◆ **Requirements**
Give every entry again, unchanged, and leave its images out.

##########

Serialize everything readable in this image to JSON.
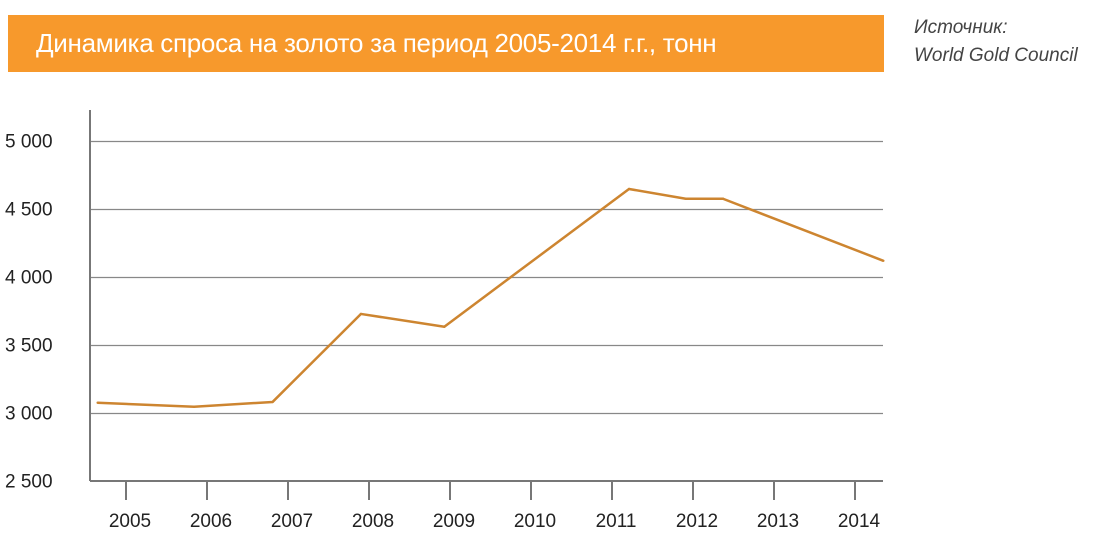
{
  "chart_data": {
    "type": "line",
    "title": "Динамика спроса на золото за период 2005-2014 г.г., тонн",
    "source_label": "Источник:",
    "source_name": "World Gold Council",
    "xlabel": "",
    "ylabel": "",
    "x_ticks": [
      2005,
      2006,
      2007,
      2008,
      2009,
      2010,
      2011,
      2012,
      2013,
      2014
    ],
    "x_tick_labels": [
      "2005",
      "2006",
      "2007",
      "2008",
      "2009",
      "2010",
      "2011",
      "2012",
      "2013",
      "2014"
    ],
    "y_ticks": [
      2500,
      3000,
      3500,
      4000,
      4500,
      5000
    ],
    "y_tick_labels": [
      "2 500",
      "3 000",
      "3 500",
      "4 000",
      "4 500",
      "5 000"
    ],
    "xlim": [
      2004.6,
      2014.35
    ],
    "ylim": [
      2500,
      5000
    ],
    "grid": "horizontal",
    "series": [
      {
        "color": "#CD8530",
        "x": [
          2004.65,
          2005.84,
          2006.81,
          2007.9,
          2008.93,
          2011.21,
          2011.91,
          2012.37,
          2014.35
        ],
        "y": [
          3079,
          3050,
          3085,
          3732,
          3638,
          4651,
          4579,
          4579,
          4123
        ]
      }
    ],
    "colors": {
      "title_bar": "#F7992C",
      "axis": "#777777",
      "grid": "#888888"
    }
  }
}
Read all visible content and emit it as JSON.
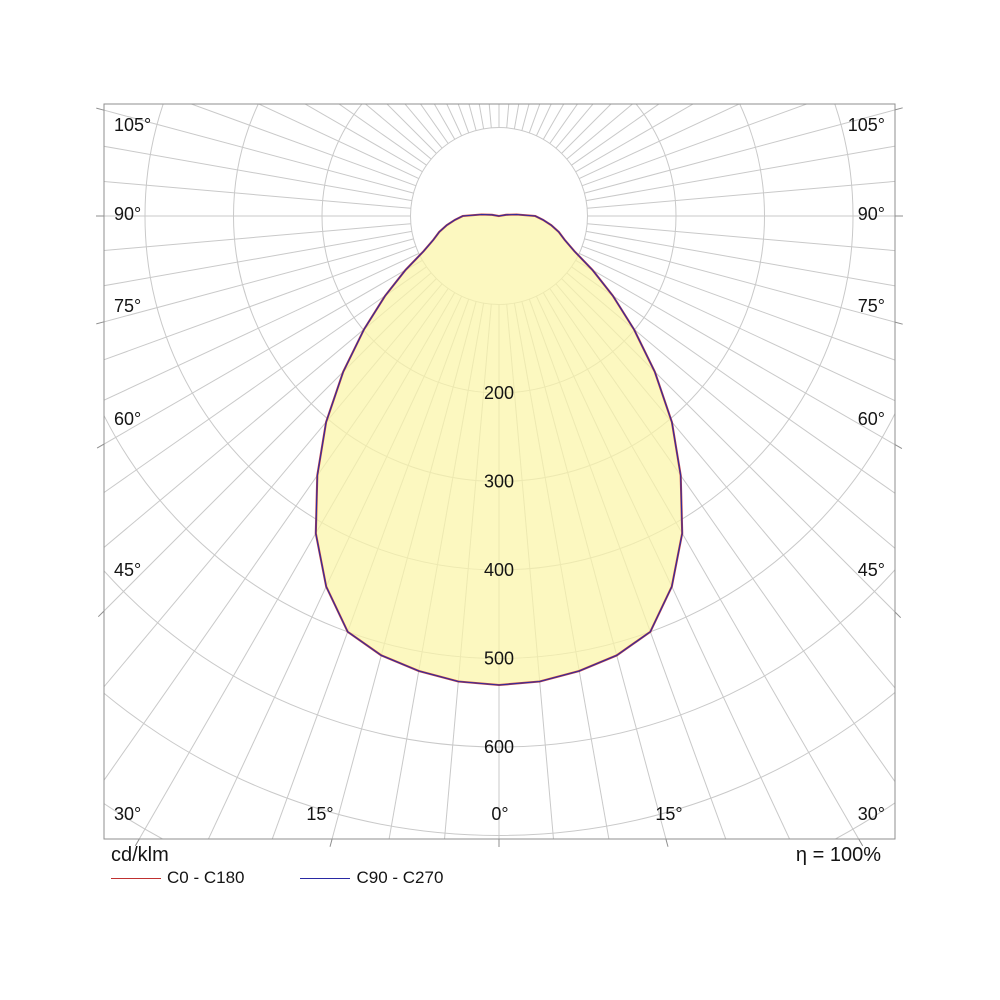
{
  "chart_data": {
    "type": "polar_intensity_distribution",
    "units_label": "cd/klm",
    "efficiency_label": "η = 100%",
    "gamma_deg": [
      0,
      5,
      10,
      15,
      20,
      25,
      30,
      35,
      40,
      45,
      50,
      55,
      60,
      65,
      70,
      75,
      80,
      85,
      90,
      95,
      100,
      105
    ],
    "series": [
      {
        "name": "C0 - C180",
        "color": "#bf3030",
        "values": [
          530,
          528,
          522,
          514,
          500,
          462,
          414,
          358,
          304,
          249,
          199,
          157,
          122,
          94,
          79,
          70,
          60,
          50,
          41,
          20,
          8,
          0
        ]
      },
      {
        "name": "C90 - C270",
        "color": "#2929a3",
        "values": [
          530,
          528,
          522,
          514,
          500,
          462,
          414,
          358,
          304,
          249,
          199,
          157,
          122,
          94,
          79,
          70,
          60,
          50,
          41,
          20,
          8,
          0
        ]
      }
    ],
    "radial_ticks": {
      "labels": [
        "200",
        "300",
        "400",
        "500",
        "600"
      ],
      "values": [
        200,
        300,
        400,
        500,
        600
      ],
      "ring_step": 100,
      "max_ring": 800
    },
    "angle_ticks": {
      "grid_step_deg": 5,
      "label_step_deg": 15,
      "left_labels": [
        "105°",
        "90°",
        "75°",
        "60°",
        "45°",
        "30°"
      ],
      "right_labels": [
        "105°",
        "90°",
        "75°",
        "60°",
        "45°",
        "30°"
      ],
      "bottom_labels": [
        "15°",
        "0°",
        "15°"
      ]
    },
    "fill_color": "#fbf5a8",
    "fill_opacity": 0.72,
    "grid_color": "#c9c9c9",
    "frame_color": "#8f8f8f",
    "label_color": "#141414"
  }
}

##########

◆ **Result of the exercise**
Serialize everything readable in this image to JSON.
{
  "chart_data": {
    "type": "line",
    "title": "Динамика спроса на золото за период 2005-2014 г.г., тонн",
    "source_label": "Источник:",
    "source_name": "World Gold Council",
    "xlabel": "",
    "ylabel": "",
    "x_ticks": [
      2005,
      2006,
      2007,
      2008,
      2009,
      2010,
      2011,
      2012,
      2013,
      2014
    ],
    "x_tick_labels": [
      "2005",
      "2006",
      "2007",
      "2008",
      "2009",
      "2010",
      "2011",
      "2012",
      "2013",
      "2014"
    ],
    "y_ticks": [
      2500,
      3000,
      3500,
      4000,
      4500,
      5000
    ],
    "y_tick_labels": [
      "2 500",
      "3 000",
      "3 500",
      "4 000",
      "4 500",
      "5 000"
    ],
    "xlim": [
      2004.6,
      2014.35
    ],
    "ylim": [
      2500,
      5000
    ],
    "grid": "horizontal",
    "series": [
      {
        "color": "#CD8530",
        "x": [
          2004.65,
          2005.84,
          2006.81,
          2007.9,
          2008.93,
          2011.21,
          2011.91,
          2012.37,
          2014.35
        ],
        "y": [
          3079,
          3050,
          3085,
          3732,
          3638,
          4651,
          4579,
          4579,
          4123
        ]
      }
    ],
    "colors": {
      "title_bar": "#F7992C",
      "axis": "#777777",
      "grid": "#888888"
    }
  }
}
Read all visible content and emit it as JSON.
{
  "chart_data": {
    "type": "polar_intensity_distribution",
    "units_label": "cd/klm",
    "efficiency_label": "η = 100%",
    "gamma_deg": [
      0,
      5,
      10,
      15,
      20,
      25,
      30,
      35,
      40,
      45,
      50,
      55,
      60,
      65,
      70,
      75,
      80,
      85,
      90,
      95,
      100,
      105
    ],
    "series": [
      {
        "name": "C0 - C180",
        "color": "#bf3030",
        "values": [
          530,
          528,
          522,
          514,
          500,
          462,
          414,
          358,
          304,
          249,
          199,
          157,
          122,
          94,
          79,
          70,
          60,
          50,
          41,
          20,
          8,
          0
        ]
      },
      {
        "name": "C90 - C270",
        "color": "#2929a3",
        "values": [
          530,
          528,
          522,
          514,
          500,
          462,
          414,
          358,
          304,
          249,
          199,
          157,
          122,
          94,
          79,
          70,
          60,
          50,
          41,
          20,
          8,
          0
        ]
      }
    ],
    "radial_ticks": {
      "labels": [
        "200",
        "300",
        "400",
        "500",
        "600"
      ],
      "values": [
        200,
        300,
        400,
        500,
        600
      ],
      "ring_step": 100,
      "max_ring": 800
    },
    "angle_ticks": {
      "grid_step_deg": 5,
      "label_step_deg": 15,
      "left_labels": [
        "105°",
        "90°",
        "75°",
        "60°",
        "45°",
        "30°"
      ],
      "right_labels": [
        "105°",
        "90°",
        "75°",
        "60°",
        "45°",
        "30°"
      ],
      "bottom_labels": [
        "15°",
        "0°",
        "15°"
      ]
    },
    "fill_color": "#fbf5a8",
    "fill_opacity": 0.72,
    "grid_color": "#c9c9c9",
    "frame_color": "#8f8f8f",
    "label_color": "#141414"
  }
}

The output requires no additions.